▸ **STATED TASK**
Here are some records; copy every line that holds the word "name".

▸ **DATASET RECORDS**
————————

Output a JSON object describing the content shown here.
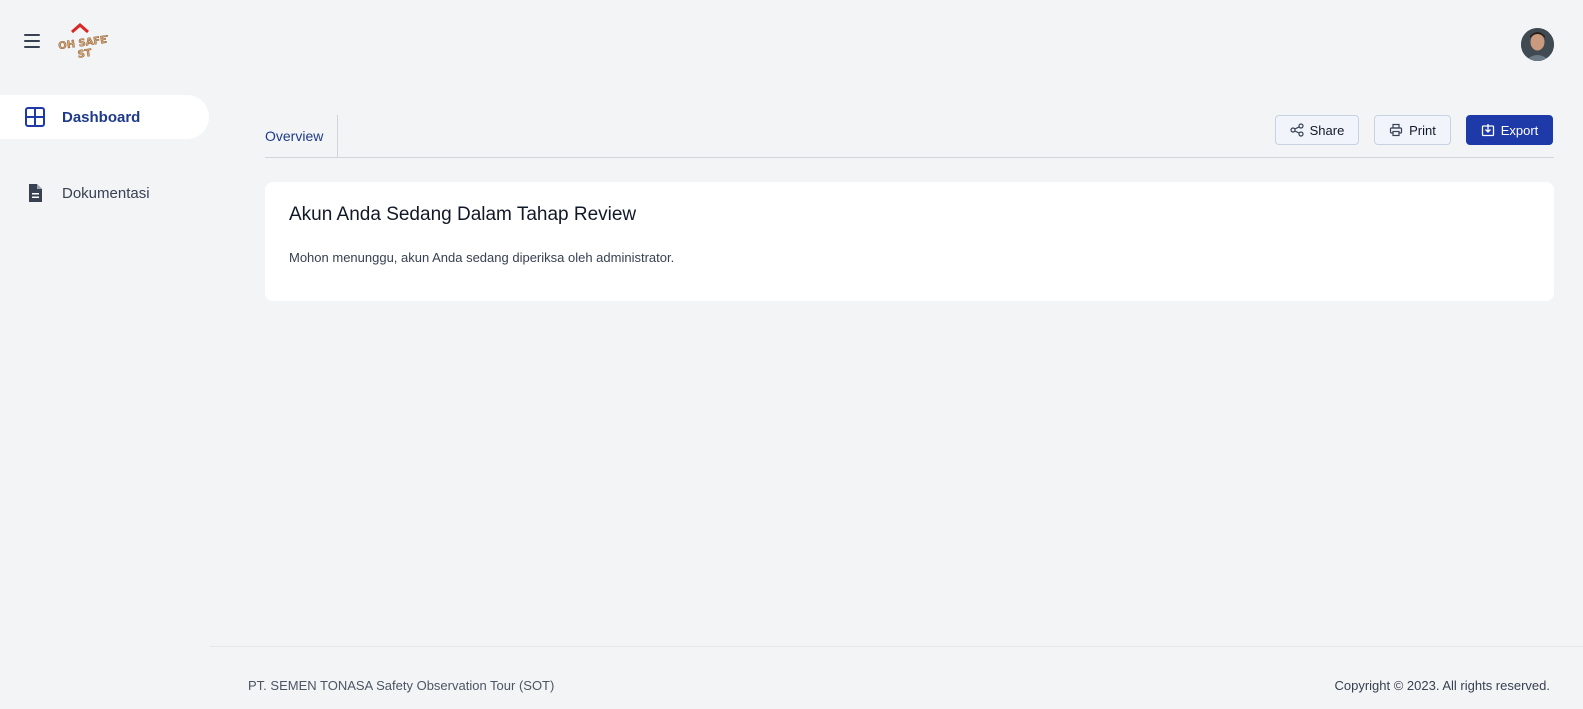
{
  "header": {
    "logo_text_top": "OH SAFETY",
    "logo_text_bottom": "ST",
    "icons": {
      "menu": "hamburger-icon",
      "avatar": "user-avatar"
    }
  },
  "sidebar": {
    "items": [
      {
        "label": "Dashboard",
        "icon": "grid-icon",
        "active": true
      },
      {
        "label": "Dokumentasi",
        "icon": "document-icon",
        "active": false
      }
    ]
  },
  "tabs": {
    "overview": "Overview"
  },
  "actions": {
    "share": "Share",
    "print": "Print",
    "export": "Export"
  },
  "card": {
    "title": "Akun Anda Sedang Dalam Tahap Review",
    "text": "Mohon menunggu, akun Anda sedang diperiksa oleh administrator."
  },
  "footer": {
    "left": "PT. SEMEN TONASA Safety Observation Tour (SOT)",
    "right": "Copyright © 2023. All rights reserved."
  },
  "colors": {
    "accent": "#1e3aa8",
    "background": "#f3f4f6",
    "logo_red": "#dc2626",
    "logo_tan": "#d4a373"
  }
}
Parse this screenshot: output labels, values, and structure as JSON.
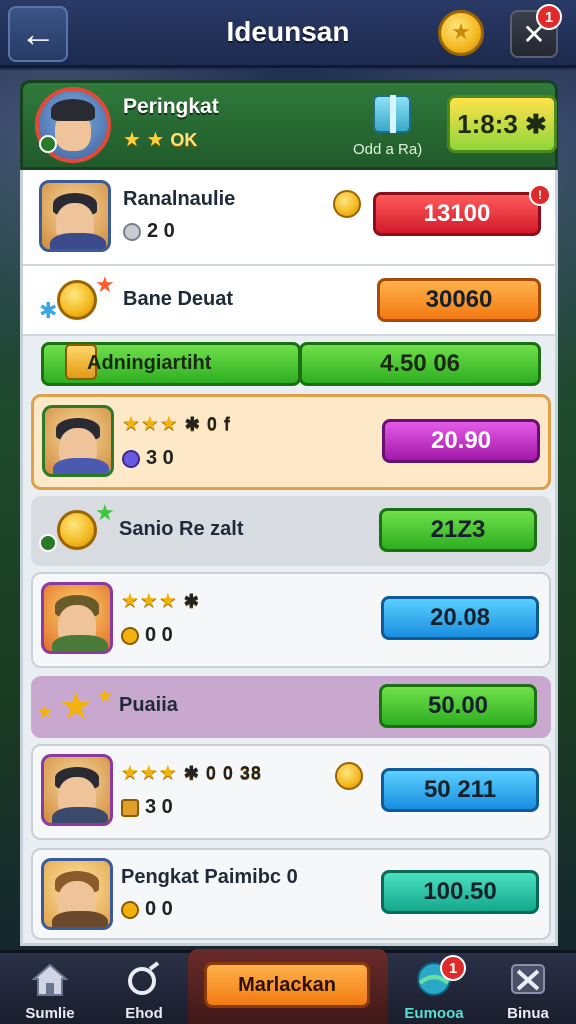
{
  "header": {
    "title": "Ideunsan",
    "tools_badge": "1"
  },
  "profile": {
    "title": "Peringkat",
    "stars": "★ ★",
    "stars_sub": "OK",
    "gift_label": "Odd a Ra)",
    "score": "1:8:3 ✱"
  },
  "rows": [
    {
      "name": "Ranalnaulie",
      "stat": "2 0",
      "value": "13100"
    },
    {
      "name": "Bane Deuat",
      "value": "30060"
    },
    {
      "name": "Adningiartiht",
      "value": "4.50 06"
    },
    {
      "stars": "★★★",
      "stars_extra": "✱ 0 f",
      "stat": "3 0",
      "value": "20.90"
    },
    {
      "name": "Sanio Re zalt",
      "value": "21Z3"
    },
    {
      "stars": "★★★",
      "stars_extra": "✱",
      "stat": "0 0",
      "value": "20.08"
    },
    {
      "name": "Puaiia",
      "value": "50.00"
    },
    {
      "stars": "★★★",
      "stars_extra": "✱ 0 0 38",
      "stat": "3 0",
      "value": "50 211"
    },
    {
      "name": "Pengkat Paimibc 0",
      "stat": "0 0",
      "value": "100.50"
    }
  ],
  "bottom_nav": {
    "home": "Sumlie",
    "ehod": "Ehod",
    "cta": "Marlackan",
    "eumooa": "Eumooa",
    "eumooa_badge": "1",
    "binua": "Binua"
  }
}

————————

▸ **SOLUTION FOR THIS EXERCISE**
      "name": "Ranalnaulie",
      "name": "Bane Deuat",
      "name": "Adningiartiht",
      "name": "Sanio Re zalt",
      "name": "Puaiia",
      "name": "Pengkat Paimibc 0",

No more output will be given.